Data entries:
##############################

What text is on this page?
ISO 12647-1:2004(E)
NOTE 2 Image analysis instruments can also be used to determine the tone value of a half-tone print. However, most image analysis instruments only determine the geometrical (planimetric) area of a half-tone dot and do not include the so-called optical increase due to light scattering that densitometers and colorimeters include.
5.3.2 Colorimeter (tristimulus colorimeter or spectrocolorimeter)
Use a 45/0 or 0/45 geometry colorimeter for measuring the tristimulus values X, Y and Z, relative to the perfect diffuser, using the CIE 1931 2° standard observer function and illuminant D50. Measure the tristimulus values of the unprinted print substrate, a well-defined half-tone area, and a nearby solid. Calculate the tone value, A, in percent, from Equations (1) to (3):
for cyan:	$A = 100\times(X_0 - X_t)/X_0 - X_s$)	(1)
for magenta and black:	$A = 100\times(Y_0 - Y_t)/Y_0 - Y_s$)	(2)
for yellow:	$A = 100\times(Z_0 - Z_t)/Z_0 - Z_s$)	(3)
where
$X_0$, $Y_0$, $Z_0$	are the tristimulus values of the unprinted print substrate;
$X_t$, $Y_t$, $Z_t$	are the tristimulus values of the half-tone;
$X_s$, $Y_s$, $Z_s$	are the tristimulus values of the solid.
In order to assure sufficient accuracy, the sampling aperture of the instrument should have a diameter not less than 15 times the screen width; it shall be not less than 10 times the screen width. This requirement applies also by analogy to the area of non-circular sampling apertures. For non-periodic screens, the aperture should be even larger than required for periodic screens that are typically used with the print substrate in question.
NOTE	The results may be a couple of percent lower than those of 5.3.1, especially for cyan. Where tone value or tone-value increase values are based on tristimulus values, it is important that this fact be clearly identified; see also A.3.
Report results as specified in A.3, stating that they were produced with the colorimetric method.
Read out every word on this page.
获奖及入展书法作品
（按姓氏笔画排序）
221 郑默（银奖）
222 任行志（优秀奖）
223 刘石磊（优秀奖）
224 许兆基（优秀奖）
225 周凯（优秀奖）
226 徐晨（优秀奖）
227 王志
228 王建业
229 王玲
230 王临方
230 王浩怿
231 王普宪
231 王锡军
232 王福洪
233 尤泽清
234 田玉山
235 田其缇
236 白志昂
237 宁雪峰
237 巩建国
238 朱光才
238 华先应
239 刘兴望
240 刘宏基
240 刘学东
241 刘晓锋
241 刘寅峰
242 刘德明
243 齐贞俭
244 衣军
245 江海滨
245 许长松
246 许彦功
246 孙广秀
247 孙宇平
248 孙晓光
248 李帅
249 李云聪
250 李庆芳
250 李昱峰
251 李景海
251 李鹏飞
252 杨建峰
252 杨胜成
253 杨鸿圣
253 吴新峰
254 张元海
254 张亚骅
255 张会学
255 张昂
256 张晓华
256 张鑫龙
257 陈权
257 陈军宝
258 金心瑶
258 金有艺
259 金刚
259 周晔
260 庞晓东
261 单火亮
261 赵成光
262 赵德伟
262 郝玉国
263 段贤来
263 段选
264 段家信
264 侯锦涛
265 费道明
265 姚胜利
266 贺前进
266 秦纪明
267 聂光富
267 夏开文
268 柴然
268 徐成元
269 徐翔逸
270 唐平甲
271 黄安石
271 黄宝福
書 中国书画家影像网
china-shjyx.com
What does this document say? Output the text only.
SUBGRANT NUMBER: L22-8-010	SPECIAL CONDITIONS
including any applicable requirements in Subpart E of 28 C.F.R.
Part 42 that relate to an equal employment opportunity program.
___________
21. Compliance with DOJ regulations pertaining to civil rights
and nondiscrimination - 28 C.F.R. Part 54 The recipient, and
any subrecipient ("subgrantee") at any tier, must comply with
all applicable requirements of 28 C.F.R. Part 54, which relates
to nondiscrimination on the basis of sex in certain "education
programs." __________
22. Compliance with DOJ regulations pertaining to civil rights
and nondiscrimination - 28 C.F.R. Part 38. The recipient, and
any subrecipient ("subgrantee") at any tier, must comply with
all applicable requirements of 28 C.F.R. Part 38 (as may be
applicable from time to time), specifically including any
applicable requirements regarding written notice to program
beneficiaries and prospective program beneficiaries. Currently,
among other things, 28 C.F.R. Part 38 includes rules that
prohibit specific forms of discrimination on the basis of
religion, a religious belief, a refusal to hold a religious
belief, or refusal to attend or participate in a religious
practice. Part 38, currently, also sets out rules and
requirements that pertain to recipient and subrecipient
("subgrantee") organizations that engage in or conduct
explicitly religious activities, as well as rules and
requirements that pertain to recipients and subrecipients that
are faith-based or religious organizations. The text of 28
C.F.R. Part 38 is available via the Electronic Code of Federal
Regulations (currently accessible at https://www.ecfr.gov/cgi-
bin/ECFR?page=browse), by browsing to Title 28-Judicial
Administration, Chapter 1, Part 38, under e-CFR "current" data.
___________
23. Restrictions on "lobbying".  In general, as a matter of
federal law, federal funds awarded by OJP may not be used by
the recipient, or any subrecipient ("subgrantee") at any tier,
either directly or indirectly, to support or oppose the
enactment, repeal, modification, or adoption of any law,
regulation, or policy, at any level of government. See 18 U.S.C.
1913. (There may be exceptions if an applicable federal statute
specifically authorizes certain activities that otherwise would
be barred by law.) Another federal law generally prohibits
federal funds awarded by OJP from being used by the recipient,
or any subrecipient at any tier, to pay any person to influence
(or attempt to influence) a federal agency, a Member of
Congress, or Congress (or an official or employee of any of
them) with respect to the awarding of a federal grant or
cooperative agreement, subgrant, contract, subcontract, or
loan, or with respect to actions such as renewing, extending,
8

##############################

> **Task statement**: Of the lines above, copy each that contains "refusal".

> **In response**:
religion, a religious belief, a refusal to hold a religious
belief, or refusal to attend or participate in a religious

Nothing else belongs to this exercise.